Dataset entries on figures
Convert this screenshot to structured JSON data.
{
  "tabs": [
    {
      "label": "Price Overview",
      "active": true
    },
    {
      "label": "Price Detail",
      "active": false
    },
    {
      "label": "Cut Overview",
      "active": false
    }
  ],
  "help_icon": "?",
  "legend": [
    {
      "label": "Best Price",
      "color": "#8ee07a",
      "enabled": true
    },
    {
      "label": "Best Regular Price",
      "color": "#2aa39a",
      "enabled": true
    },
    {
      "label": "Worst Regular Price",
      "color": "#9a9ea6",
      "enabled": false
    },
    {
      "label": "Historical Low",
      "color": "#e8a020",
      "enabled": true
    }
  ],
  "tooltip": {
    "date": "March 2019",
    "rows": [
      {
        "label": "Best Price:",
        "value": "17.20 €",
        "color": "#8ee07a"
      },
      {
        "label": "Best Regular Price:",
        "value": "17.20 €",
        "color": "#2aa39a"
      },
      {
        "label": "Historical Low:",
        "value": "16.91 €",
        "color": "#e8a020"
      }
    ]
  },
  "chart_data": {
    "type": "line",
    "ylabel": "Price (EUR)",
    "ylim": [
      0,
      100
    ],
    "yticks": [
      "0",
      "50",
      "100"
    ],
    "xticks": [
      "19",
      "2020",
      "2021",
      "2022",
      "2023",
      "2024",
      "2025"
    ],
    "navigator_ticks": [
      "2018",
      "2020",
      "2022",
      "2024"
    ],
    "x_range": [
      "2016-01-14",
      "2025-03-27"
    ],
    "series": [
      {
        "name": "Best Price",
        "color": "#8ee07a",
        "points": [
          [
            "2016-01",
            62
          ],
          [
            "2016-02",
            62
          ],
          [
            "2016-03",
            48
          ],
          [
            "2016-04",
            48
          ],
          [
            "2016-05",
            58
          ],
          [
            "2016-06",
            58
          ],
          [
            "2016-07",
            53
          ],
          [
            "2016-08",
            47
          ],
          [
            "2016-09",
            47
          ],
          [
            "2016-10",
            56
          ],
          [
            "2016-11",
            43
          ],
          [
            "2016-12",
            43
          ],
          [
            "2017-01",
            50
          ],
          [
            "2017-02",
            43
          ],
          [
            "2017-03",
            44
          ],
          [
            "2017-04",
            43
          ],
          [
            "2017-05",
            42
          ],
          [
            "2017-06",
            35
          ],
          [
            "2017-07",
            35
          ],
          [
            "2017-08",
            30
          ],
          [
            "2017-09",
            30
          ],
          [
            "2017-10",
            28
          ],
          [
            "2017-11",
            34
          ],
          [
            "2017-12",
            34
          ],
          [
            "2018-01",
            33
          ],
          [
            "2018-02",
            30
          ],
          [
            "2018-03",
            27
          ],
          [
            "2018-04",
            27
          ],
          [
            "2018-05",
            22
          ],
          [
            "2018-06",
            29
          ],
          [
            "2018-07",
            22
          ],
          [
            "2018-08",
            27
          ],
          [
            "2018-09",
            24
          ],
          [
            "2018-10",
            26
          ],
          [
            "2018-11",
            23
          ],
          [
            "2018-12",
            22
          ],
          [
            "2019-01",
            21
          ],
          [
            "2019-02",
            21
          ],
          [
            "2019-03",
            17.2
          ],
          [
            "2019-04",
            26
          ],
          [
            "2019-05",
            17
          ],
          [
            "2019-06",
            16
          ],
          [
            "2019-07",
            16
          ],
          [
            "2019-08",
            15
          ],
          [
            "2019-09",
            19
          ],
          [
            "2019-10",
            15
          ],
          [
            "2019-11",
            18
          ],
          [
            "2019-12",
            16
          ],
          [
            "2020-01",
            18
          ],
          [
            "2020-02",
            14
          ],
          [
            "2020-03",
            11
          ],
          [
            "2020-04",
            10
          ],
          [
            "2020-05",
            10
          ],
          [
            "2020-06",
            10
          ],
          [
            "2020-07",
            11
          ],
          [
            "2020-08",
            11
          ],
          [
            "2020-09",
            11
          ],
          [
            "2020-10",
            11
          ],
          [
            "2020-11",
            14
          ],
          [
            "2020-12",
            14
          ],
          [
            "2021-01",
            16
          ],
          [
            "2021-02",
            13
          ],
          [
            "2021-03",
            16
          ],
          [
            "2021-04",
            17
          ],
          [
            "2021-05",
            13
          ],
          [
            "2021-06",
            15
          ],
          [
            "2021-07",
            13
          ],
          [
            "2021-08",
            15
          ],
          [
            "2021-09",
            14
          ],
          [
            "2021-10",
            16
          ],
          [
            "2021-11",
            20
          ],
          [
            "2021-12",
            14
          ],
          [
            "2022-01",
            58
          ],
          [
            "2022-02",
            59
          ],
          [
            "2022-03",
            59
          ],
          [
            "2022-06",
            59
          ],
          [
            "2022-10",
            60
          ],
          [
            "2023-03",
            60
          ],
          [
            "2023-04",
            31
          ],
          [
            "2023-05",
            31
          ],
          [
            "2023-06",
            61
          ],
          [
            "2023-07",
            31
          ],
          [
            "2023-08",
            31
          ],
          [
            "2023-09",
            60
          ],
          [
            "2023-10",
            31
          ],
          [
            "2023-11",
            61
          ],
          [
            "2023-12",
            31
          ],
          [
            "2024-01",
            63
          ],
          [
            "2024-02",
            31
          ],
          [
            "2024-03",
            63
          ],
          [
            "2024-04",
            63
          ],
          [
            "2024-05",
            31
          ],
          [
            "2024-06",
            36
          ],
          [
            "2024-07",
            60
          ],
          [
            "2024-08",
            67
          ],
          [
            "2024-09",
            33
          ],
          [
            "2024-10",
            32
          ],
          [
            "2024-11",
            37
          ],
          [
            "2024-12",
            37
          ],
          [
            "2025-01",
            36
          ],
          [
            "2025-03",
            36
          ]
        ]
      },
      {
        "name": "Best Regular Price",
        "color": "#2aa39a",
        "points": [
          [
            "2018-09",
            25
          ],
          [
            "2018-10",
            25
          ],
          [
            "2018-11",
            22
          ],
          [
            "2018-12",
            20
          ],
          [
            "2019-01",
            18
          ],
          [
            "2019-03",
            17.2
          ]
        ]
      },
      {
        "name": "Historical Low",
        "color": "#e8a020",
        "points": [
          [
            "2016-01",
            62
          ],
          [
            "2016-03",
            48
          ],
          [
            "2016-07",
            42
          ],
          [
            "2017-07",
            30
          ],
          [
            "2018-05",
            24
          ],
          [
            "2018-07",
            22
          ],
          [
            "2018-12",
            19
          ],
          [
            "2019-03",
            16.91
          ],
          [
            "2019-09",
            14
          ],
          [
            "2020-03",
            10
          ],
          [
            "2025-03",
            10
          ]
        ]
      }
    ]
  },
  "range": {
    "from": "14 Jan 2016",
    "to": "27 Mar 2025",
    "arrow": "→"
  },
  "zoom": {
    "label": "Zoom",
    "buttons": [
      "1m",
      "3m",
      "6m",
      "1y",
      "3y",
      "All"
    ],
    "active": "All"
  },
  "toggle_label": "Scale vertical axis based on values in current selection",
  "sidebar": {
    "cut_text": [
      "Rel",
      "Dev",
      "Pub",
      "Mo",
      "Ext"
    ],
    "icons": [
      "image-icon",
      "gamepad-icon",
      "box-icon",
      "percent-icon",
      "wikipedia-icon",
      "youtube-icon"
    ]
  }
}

• _Written exercise_
Extract the full listing and reproduce each line exactly.

• _Exercise result_
Convert this screenshot to structured JSON data.
{
  "tabs": [
    {
      "label": "Price Overview",
      "active": true
    },
    {
      "label": "Price Detail",
      "active": false
    },
    {
      "label": "Cut Overview",
      "active": false
    }
  ],
  "help_icon": "?",
  "legend": [
    {
      "label": "Best Price",
      "color": "#8ee07a",
      "enabled": true
    },
    {
      "label": "Best Regular Price",
      "color": "#2aa39a",
      "enabled": true
    },
    {
      "label": "Worst Regular Price",
      "color": "#9a9ea6",
      "enabled": false
    },
    {
      "label": "Historical Low",
      "color": "#e8a020",
      "enabled": true
    }
  ],
  "tooltip": {
    "date": "March 2019",
    "rows": [
      {
        "label": "Best Price:",
        "value": "17.20 €",
        "color": "#8ee07a"
      },
      {
        "label": "Best Regular Price:",
        "value": "17.20 €",
        "color": "#2aa39a"
      },
      {
        "label": "Historical Low:",
        "value": "16.91 €",
        "color": "#e8a020"
      }
    ]
  },
  "chart_data": {
    "type": "line",
    "ylabel": "Price (EUR)",
    "ylim": [
      0,
      100
    ],
    "yticks": [
      "0",
      "50",
      "100"
    ],
    "xticks": [
      "19",
      "2020",
      "2021",
      "2022",
      "2023",
      "2024",
      "2025"
    ],
    "navigator_ticks": [
      "2018",
      "2020",
      "2022",
      "2024"
    ],
    "x_range": [
      "2016-01-14",
      "2025-03-27"
    ],
    "series": [
      {
        "name": "Best Price",
        "color": "#8ee07a",
        "points": [
          [
            "2016-01",
            62
          ],
          [
            "2016-02",
            62
          ],
          [
            "2016-03",
            48
          ],
          [
            "2016-04",
            48
          ],
          [
            "2016-05",
            58
          ],
          [
            "2016-06",
            58
          ],
          [
            "2016-07",
            53
          ],
          [
            "2016-08",
            47
          ],
          [
            "2016-09",
            47
          ],
          [
            "2016-10",
            56
          ],
          [
            "2016-11",
            43
          ],
          [
            "2016-12",
            43
          ],
          [
            "2017-01",
            50
          ],
          [
            "2017-02",
            43
          ],
          [
            "2017-03",
            44
          ],
          [
            "2017-04",
            43
          ],
          [
            "2017-05",
            42
          ],
          [
            "2017-06",
            35
          ],
          [
            "2017-07",
            35
          ],
          [
            "2017-08",
            30
          ],
          [
            "2017-09",
            30
          ],
          [
            "2017-10",
            28
          ],
          [
            "2017-11",
            34
          ],
          [
            "2017-12",
            34
          ],
          [
            "2018-01",
            33
          ],
          [
            "2018-02",
            30
          ],
          [
            "2018-03",
            27
          ],
          [
            "2018-04",
            27
          ],
          [
            "2018-05",
            22
          ],
          [
            "2018-06",
            29
          ],
          [
            "2018-07",
            22
          ],
          [
            "2018-08",
            27
          ],
          [
            "2018-09",
            24
          ],
          [
            "2018-10",
            26
          ],
          [
            "2018-11",
            23
          ],
          [
            "2018-12",
            22
          ],
          [
            "2019-01",
            21
          ],
          [
            "2019-02",
            21
          ],
          [
            "2019-03",
            17.2
          ],
          [
            "2019-04",
            26
          ],
          [
            "2019-05",
            17
          ],
          [
            "2019-06",
            16
          ],
          [
            "2019-07",
            16
          ],
          [
            "2019-08",
            15
          ],
          [
            "2019-09",
            19
          ],
          [
            "2019-10",
            15
          ],
          [
            "2019-11",
            18
          ],
          [
            "2019-12",
            16
          ],
          [
            "2020-01",
            18
          ],
          [
            "2020-02",
            14
          ],
          [
            "2020-03",
            11
          ],
          [
            "2020-04",
            10
          ],
          [
            "2020-05",
            10
          ],
          [
            "2020-06",
            10
          ],
          [
            "2020-07",
            11
          ],
          [
            "2020-08",
            11
          ],
          [
            "2020-09",
            11
          ],
          [
            "2020-10",
            11
          ],
          [
            "2020-11",
            14
          ],
          [
            "2020-12",
            14
          ],
          [
            "2021-01",
            16
          ],
          [
            "2021-02",
            13
          ],
          [
            "2021-03",
            16
          ],
          [
            "2021-04",
            17
          ],
          [
            "2021-05",
            13
          ],
          [
            "2021-06",
            15
          ],
          [
            "2021-07",
            13
          ],
          [
            "2021-08",
            15
          ],
          [
            "2021-09",
            14
          ],
          [
            "2021-10",
            16
          ],
          [
            "2021-11",
            20
          ],
          [
            "2021-12",
            14
          ],
          [
            "2022-01",
            58
          ],
          [
            "2022-02",
            59
          ],
          [
            "2022-03",
            59
          ],
          [
            "2022-06",
            59
          ],
          [
            "2022-10",
            60
          ],
          [
            "2023-03",
            60
          ],
          [
            "2023-04",
            31
          ],
          [
            "2023-05",
            31
          ],
          [
            "2023-06",
            61
          ],
          [
            "2023-07",
            31
          ],
          [
            "2023-08",
            31
          ],
          [
            "2023-09",
            60
          ],
          [
            "2023-10",
            31
          ],
          [
            "2023-11",
            61
          ],
          [
            "2023-12",
            31
          ],
          [
            "2024-01",
            63
          ],
          [
            "2024-02",
            31
          ],
          [
            "2024-03",
            63
          ],
          [
            "2024-04",
            63
          ],
          [
            "2024-05",
            31
          ],
          [
            "2024-06",
            36
          ],
          [
            "2024-07",
            60
          ],
          [
            "2024-08",
            67
          ],
          [
            "2024-09",
            33
          ],
          [
            "2024-10",
            32
          ],
          [
            "2024-11",
            37
          ],
          [
            "2024-12",
            37
          ],
          [
            "2025-01",
            36
          ],
          [
            "2025-03",
            36
          ]
        ]
      },
      {
        "name": "Best Regular Price",
        "color": "#2aa39a",
        "points": [
          [
            "2018-09",
            25
          ],
          [
            "2018-10",
            25
          ],
          [
            "2018-11",
            22
          ],
          [
            "2018-12",
            20
          ],
          [
            "2019-01",
            18
          ],
          [
            "2019-03",
            17.2
          ]
        ]
      },
      {
        "name": "Historical Low",
        "color": "#e8a020",
        "points": [
          [
            "2016-01",
            62
          ],
          [
            "2016-03",
            48
          ],
          [
            "2016-07",
            42
          ],
          [
            "2017-07",
            30
          ],
          [
            "2018-05",
            24
          ],
          [
            "2018-07",
            22
          ],
          [
            "2018-12",
            19
          ],
          [
            "2019-03",
            16.91
          ],
          [
            "2019-09",
            14
          ],
          [
            "2020-03",
            10
          ],
          [
            "2025-03",
            10
          ]
        ]
      }
    ]
  },
  "range": {
    "from": "14 Jan 2016",
    "to": "27 Mar 2025",
    "arrow": "→"
  },
  "zoom": {
    "label": "Zoom",
    "buttons": [
      "1m",
      "3m",
      "6m",
      "1y",
      "3y",
      "All"
    ],
    "active": "All"
  },
  "toggle_label": "Scale vertical axis based on values in current selection",
  "sidebar": {
    "cut_text": [
      "Rel",
      "Dev",
      "Pub",
      "Mo",
      "Ext"
    ],
    "icons": [
      "image-icon",
      "gamepad-icon",
      "box-icon",
      "percent-icon",
      "wikipedia-icon",
      "youtube-icon"
    ]
  }
}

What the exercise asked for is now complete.